++++ Supplied records ++++
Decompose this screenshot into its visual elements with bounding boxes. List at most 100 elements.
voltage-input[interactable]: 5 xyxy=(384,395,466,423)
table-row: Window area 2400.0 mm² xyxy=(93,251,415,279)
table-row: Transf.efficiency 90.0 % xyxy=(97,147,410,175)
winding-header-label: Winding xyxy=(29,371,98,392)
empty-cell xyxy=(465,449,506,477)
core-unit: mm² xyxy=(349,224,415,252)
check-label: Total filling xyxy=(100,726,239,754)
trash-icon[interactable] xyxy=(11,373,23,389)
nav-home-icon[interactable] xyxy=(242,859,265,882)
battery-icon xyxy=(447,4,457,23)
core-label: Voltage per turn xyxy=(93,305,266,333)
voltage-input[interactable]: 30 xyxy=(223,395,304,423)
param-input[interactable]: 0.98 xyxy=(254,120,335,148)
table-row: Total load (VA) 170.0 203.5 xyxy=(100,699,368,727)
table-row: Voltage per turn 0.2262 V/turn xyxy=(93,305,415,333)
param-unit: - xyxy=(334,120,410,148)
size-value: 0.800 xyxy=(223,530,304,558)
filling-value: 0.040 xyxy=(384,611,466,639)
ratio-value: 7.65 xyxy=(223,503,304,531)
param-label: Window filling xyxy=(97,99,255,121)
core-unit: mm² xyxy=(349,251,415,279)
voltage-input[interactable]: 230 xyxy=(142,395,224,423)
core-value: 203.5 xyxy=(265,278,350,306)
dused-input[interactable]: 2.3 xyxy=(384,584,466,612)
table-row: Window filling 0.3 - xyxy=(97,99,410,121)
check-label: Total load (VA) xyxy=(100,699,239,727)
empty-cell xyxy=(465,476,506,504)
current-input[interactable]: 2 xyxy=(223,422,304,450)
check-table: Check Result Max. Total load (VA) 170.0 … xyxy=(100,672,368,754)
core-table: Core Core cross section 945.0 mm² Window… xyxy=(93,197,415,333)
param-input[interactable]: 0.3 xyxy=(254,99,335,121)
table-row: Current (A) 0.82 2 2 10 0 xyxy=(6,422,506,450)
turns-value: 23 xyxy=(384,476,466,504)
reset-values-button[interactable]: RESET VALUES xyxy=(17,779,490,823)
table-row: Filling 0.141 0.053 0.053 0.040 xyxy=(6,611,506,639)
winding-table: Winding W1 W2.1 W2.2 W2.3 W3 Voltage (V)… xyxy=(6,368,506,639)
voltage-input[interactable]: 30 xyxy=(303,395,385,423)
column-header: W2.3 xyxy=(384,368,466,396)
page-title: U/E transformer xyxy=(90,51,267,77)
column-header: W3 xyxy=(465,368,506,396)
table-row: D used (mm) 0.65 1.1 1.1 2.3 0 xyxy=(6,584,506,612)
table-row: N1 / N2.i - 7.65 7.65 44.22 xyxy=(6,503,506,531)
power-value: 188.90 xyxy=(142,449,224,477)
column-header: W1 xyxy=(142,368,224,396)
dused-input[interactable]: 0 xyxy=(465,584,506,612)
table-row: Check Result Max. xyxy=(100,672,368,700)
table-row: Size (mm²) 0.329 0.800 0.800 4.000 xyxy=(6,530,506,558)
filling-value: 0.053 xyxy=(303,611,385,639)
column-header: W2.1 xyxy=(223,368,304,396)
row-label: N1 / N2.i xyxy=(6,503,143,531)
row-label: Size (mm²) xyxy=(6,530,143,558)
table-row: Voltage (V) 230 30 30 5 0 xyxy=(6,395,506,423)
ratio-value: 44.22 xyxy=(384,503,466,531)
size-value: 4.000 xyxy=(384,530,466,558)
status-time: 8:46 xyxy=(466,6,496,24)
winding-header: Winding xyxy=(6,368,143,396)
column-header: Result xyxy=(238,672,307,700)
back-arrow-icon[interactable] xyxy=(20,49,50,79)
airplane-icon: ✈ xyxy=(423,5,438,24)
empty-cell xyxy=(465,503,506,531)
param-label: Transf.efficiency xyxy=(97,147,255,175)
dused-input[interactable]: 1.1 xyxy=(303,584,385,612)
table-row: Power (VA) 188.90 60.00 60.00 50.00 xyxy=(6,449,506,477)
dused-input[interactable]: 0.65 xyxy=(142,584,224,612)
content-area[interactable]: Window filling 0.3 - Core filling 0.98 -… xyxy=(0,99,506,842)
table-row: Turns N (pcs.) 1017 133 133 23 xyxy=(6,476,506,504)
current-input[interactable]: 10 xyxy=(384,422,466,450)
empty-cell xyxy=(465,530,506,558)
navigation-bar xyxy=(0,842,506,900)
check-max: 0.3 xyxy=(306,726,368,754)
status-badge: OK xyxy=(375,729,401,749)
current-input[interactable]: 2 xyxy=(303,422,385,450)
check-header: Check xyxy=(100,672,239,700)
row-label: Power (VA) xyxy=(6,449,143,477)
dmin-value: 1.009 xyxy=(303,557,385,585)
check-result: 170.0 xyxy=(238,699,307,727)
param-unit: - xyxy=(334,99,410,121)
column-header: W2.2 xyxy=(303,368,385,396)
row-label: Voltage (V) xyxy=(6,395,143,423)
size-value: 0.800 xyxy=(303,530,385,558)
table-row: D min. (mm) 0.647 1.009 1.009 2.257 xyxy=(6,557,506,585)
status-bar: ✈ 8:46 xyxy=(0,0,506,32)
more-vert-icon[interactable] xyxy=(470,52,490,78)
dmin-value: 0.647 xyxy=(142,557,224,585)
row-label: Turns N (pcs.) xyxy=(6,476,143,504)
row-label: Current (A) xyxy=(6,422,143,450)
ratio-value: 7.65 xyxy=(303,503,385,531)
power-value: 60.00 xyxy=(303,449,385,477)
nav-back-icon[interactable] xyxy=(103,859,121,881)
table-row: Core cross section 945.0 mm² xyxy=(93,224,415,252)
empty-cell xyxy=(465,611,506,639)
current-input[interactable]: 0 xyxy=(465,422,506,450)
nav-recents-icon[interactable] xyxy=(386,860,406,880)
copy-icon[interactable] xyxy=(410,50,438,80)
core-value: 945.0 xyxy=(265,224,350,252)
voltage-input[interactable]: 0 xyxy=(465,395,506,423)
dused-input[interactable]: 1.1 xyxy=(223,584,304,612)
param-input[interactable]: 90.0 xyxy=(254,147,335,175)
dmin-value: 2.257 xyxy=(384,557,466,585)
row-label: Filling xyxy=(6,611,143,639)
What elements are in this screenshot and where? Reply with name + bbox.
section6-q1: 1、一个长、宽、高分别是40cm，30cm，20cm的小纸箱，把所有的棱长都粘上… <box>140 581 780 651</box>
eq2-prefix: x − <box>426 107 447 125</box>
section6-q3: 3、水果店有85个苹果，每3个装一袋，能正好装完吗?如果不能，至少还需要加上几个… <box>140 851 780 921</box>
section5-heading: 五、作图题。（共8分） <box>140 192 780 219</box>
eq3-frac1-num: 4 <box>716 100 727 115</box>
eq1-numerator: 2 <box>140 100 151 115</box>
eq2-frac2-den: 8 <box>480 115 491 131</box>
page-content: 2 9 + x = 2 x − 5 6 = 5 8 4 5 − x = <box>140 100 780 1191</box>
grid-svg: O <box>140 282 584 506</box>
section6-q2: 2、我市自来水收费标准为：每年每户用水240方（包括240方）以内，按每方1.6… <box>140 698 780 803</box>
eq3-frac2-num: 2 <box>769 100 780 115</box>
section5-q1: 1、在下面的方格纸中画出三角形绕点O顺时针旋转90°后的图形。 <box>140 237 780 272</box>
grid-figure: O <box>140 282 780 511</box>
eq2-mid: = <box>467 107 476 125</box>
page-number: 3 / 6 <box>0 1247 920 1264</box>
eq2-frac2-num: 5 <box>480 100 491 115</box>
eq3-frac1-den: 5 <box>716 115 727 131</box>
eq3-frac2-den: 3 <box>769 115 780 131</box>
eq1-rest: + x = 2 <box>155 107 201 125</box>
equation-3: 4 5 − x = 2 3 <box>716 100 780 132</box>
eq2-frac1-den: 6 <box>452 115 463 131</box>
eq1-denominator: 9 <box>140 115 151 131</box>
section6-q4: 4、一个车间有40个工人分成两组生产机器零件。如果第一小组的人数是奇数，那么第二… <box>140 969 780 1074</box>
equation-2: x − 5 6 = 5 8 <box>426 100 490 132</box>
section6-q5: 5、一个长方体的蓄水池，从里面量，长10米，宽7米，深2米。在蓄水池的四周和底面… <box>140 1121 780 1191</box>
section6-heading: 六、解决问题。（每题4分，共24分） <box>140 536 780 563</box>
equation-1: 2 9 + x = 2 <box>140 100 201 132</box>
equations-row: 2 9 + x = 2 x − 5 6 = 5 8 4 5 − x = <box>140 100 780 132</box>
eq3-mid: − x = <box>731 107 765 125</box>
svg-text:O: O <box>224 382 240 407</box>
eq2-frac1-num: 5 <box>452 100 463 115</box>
++++
Copy the material word for word, from its first line through the line containing "check-label: Total filling", keeping both of those lines.

Decompose this screenshot into its visual elements with bounding boxes. List at most 100 elements.
voltage-input[interactable]: 5 xyxy=(384,395,466,423)
table-row: Window area 2400.0 mm² xyxy=(93,251,415,279)
table-row: Transf.efficiency 90.0 % xyxy=(97,147,410,175)
winding-header-label: Winding xyxy=(29,371,98,392)
empty-cell xyxy=(465,449,506,477)
core-unit: mm² xyxy=(349,224,415,252)
check-label: Total filling xyxy=(100,726,239,754)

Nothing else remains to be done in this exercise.